*Data excerpts*:
######
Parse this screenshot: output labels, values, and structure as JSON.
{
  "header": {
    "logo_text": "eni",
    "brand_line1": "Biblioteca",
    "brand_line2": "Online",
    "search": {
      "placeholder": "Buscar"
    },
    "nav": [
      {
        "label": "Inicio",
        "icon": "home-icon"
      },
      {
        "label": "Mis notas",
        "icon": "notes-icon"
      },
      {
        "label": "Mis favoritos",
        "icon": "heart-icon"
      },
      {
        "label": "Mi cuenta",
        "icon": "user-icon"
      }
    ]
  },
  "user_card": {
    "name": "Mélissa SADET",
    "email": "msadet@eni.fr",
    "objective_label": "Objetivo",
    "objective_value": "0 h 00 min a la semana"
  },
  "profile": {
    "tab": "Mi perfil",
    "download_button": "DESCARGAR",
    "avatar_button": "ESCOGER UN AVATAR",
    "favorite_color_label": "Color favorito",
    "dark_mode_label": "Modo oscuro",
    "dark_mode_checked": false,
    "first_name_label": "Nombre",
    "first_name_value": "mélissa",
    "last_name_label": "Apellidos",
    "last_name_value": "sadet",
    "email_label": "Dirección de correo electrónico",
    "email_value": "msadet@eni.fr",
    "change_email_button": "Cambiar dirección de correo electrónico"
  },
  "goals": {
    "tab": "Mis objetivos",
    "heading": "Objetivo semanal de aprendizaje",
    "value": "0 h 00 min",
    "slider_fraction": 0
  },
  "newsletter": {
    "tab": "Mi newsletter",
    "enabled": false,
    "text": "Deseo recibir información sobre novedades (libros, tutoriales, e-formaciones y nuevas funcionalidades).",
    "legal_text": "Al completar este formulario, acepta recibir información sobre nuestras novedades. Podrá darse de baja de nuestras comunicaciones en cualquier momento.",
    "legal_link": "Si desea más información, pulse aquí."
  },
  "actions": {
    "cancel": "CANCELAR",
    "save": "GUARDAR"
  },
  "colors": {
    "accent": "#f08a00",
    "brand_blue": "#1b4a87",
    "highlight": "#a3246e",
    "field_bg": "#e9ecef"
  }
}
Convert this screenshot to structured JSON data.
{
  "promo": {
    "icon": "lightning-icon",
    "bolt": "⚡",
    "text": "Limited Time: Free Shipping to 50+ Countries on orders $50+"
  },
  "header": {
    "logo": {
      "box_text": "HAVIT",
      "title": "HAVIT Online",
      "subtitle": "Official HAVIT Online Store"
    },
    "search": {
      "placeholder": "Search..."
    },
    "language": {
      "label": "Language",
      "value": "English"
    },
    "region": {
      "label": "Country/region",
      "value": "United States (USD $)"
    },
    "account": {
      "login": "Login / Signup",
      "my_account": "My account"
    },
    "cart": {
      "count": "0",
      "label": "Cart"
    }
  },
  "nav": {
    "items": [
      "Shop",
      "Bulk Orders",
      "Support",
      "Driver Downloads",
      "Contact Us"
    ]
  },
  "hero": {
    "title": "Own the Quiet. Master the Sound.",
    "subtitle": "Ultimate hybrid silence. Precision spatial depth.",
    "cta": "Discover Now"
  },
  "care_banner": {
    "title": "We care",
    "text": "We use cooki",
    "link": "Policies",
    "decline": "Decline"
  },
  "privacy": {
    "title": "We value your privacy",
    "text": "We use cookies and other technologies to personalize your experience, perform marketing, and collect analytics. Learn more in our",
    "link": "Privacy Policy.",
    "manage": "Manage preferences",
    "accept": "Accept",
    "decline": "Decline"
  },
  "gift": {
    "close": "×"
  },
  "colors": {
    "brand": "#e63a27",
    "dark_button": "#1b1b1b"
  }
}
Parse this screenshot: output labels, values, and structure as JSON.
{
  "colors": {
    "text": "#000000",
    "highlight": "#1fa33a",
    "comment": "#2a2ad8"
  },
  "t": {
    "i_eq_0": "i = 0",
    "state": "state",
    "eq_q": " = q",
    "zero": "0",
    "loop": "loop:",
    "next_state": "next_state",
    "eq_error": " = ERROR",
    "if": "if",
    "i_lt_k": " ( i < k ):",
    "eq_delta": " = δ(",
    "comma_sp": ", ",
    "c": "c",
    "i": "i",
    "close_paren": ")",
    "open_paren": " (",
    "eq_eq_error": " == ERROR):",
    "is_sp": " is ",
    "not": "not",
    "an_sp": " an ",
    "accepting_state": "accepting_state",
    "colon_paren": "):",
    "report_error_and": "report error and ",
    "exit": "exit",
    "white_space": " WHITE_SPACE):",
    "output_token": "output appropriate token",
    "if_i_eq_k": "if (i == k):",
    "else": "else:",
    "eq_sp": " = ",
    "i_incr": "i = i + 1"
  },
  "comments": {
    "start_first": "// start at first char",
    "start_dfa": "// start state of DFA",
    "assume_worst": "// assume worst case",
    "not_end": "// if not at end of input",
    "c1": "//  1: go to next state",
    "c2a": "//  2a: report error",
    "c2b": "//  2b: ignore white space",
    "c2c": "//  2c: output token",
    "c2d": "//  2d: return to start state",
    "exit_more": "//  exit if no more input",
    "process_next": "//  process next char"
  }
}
######
*Problem requirements*: Each line in the material above must be retyped without alteration.

*Result below*:
Parse this screenshot: output labels, values, and structure as JSON.
{
  "header": {
    "logo_text": "eni",
    "brand_line1": "Biblioteca",
    "brand_line2": "Online",
    "search": {
      "placeholder": "Buscar"
    },
    "nav": [
      {
        "label": "Inicio",
        "icon": "home-icon"
      },
      {
        "label": "Mis notas",
        "icon": "notes-icon"
      },
      {
        "label": "Mis favoritos",
        "icon": "heart-icon"
      },
      {
        "label": "Mi cuenta",
        "icon": "user-icon"
      }
    ]
  },
  "user_card": {
    "name": "Mélissa SADET",
    "email": "msadet@eni.fr",
    "objective_label": "Objetivo",
    "objective_value": "0 h 00 min a la semana"
  },
  "profile": {
    "tab": "Mi perfil",
    "download_button": "DESCARGAR",
    "avatar_button": "ESCOGER UN AVATAR",
    "favorite_color_label": "Color favorito",
    "dark_mode_label": "Modo oscuro",
    "dark_mode_checked": false,
    "first_name_label": "Nombre",
    "first_name_value": "mélissa",
    "last_name_label": "Apellidos",
    "last_name_value": "sadet",
    "email_label": "Dirección de correo electrónico",
    "email_value": "msadet@eni.fr",
    "change_email_button": "Cambiar dirección de correo electrónico"
  },
  "goals": {
    "tab": "Mis objetivos",
    "heading": "Objetivo semanal de aprendizaje",
    "value": "0 h 00 min",
    "slider_fraction": 0
  },
  "newsletter": {
    "tab": "Mi newsletter",
    "enabled": false,
    "text": "Deseo recibir información sobre novedades (libros, tutoriales, e-formaciones y nuevas funcionalidades).",
    "legal_text": "Al completar este formulario, acepta recibir información sobre nuestras novedades. Podrá darse de baja de nuestras comunicaciones en cualquier momento.",
    "legal_link": "Si desea más información, pulse aquí."
  },
  "actions": {
    "cancel": "CANCELAR",
    "save": "GUARDAR"
  },
  "colors": {
    "accent": "#f08a00",
    "brand_blue": "#1b4a87",
    "highlight": "#a3246e",
    "field_bg": "#e9ecef"
  }
}
Convert this screenshot to structured JSON data.
{
  "promo": {
    "icon": "lightning-icon",
    "bolt": "⚡",
    "text": "Limited Time: Free Shipping to 50+ Countries on orders $50+"
  },
  "header": {
    "logo": {
      "box_text": "HAVIT",
      "title": "HAVIT Online",
      "subtitle": "Official HAVIT Online Store"
    },
    "search": {
      "placeholder": "Search..."
    },
    "language": {
      "label": "Language",
      "value": "English"
    },
    "region": {
      "label": "Country/region",
      "value": "United States (USD $)"
    },
    "account": {
      "login": "Login / Signup",
      "my_account": "My account"
    },
    "cart": {
      "count": "0",
      "label": "Cart"
    }
  },
  "nav": {
    "items": [
      "Shop",
      "Bulk Orders",
      "Support",
      "Driver Downloads",
      "Contact Us"
    ]
  },
  "hero": {
    "title": "Own the Quiet. Master the Sound.",
    "subtitle": "Ultimate hybrid silence. Precision spatial depth.",
    "cta": "Discover Now"
  },
  "care_banner": {
    "title": "We care",
    "text": "We use cooki",
    "link": "Policies",
    "decline": "Decline"
  },
  "privacy": {
    "title": "We value your privacy",
    "text": "We use cookies and other technologies to personalize your experience, perform marketing, and collect analytics. Learn more in our",
    "link": "Privacy Policy.",
    "manage": "Manage preferences",
    "accept": "Accept",
    "decline": "Decline"
  },
  "gift": {
    "close": "×"
  },
  "colors": {
    "brand": "#e63a27",
    "dark_button": "#1b1b1b"
  }
}
Parse this screenshot: output labels, values, and structure as JSON.
{
  "colors": {
    "text": "#000000",
    "highlight": "#1fa33a",
    "comment": "#2a2ad8"
  },
  "t": {
    "i_eq_0": "i = 0",
    "state": "state",
    "eq_q": " = q",
    "zero": "0",
    "loop": "loop:",
    "next_state": "next_state",
    "eq_error": " = ERROR",
    "if": "if",
    "i_lt_k": " ( i < k ):",
    "eq_delta": " = δ(",
    "comma_sp": ", ",
    "c": "c",
    "i": "i",
    "close_paren": ")",
    "open_paren": " (",
    "eq_eq_error": " == ERROR):",
    "is_sp": " is ",
    "not": "not",
    "an_sp": " an ",
    "accepting_state": "accepting_state",
    "colon_paren": "):",
    "report_error_and": "report error and ",
    "exit": "exit",
    "white_space": " WHITE_SPACE):",
    "output_token": "output appropriate token",
    "if_i_eq_k": "if (i == k):",
    "else": "else:",
    "eq_sp": " = ",
    "i_incr": "i = i + 1"
  },
  "comments": {
    "start_first": "// start at first char",
    "start_dfa": "// start state of DFA",
    "assume_worst": "// assume worst case",
    "not_end": "// if not at end of input",
    "c1": "//  1: go to next state",
    "c2a": "//  2a: report error",
    "c2b": "//  2b: ignore white space",
    "c2c": "//  2c: output token",
    "c2d": "//  2d: return to start state",
    "exit_more": "//  exit if no more input",
    "process_next": "//  process next char"
  }
}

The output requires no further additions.